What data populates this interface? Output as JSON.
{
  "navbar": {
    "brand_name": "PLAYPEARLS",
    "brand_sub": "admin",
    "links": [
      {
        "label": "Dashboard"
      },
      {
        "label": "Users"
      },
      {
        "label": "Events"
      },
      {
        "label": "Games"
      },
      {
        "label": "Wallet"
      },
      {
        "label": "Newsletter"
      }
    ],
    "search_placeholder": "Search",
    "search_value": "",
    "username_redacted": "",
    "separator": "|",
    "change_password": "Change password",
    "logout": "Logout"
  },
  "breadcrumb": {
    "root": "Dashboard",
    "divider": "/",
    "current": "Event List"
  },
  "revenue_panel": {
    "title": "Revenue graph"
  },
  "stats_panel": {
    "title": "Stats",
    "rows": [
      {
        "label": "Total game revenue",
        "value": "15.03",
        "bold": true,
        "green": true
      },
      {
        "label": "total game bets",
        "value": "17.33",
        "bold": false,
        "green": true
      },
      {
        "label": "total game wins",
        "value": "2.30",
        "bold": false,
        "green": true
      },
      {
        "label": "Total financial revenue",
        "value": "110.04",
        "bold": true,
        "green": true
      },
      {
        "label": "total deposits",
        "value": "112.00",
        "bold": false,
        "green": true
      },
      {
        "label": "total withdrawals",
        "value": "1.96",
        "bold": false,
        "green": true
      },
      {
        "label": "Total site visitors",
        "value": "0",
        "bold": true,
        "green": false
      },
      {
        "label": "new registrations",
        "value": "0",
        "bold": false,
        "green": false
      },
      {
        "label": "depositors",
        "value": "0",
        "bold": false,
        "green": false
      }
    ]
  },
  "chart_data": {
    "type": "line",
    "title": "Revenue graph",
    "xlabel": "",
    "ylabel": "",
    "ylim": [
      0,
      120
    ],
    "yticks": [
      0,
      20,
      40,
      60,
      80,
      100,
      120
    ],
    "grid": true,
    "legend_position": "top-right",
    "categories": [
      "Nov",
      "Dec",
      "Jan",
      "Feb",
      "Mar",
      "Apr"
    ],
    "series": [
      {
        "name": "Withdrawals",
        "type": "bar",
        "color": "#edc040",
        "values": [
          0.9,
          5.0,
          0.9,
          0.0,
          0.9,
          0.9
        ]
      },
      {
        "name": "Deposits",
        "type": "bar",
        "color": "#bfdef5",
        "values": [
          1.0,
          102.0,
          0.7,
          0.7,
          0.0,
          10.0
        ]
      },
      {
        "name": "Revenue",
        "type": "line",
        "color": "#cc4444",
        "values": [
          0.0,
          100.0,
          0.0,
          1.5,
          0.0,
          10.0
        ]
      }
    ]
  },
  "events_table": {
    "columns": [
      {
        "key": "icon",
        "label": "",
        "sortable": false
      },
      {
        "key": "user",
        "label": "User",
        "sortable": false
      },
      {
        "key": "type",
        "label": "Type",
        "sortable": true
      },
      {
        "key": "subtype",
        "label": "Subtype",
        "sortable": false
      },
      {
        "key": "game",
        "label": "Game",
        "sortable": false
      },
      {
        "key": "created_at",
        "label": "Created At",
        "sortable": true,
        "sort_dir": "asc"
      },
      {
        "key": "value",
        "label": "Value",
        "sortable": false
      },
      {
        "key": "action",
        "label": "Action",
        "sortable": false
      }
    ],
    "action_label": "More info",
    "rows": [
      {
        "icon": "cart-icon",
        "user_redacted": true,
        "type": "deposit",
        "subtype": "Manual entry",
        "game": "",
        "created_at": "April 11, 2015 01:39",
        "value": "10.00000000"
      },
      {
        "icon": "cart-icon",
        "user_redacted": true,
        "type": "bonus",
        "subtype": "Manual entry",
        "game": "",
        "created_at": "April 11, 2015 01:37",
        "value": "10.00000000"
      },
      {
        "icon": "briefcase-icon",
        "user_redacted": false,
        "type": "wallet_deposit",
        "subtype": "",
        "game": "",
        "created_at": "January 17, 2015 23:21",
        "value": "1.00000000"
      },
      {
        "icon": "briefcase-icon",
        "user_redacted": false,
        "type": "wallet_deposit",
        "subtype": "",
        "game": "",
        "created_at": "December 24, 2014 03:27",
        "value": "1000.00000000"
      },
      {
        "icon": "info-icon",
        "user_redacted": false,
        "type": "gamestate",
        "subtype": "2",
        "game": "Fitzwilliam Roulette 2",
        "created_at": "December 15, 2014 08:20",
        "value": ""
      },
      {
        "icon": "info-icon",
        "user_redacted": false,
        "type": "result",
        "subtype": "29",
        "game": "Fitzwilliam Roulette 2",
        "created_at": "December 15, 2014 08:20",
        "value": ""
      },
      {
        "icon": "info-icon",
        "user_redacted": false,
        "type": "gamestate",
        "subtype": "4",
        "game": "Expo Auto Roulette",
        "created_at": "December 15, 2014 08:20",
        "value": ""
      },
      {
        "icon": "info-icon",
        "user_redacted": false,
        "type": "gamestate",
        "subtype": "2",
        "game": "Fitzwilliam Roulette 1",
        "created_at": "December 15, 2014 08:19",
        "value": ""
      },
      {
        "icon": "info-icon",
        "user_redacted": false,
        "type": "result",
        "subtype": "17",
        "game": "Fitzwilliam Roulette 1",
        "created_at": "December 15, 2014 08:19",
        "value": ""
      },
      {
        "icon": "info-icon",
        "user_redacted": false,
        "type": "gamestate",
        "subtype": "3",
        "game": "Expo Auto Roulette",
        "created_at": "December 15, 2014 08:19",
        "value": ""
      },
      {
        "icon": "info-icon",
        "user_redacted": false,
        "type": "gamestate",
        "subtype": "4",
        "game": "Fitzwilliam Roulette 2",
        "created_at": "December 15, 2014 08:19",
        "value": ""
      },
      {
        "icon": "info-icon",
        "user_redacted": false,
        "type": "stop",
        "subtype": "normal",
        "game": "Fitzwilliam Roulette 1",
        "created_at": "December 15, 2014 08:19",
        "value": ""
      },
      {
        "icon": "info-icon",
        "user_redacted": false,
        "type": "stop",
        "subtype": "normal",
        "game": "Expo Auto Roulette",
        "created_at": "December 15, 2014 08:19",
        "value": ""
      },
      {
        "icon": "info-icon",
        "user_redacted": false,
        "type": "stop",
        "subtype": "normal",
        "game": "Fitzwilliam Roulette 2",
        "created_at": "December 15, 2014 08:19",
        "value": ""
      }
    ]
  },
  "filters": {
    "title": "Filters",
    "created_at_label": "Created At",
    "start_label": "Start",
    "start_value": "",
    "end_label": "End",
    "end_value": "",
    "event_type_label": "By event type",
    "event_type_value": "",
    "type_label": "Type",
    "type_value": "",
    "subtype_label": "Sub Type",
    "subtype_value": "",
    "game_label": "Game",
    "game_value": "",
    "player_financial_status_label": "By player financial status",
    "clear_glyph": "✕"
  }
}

__________________________________________________

• STATED TASK: Within the listing above, copy each line that has the string "title".

• RIGHT ANSWER:
    "title": "Revenue graph"
    "title": "Stats",
    "title": "Revenue graph",
    "title": "Filters",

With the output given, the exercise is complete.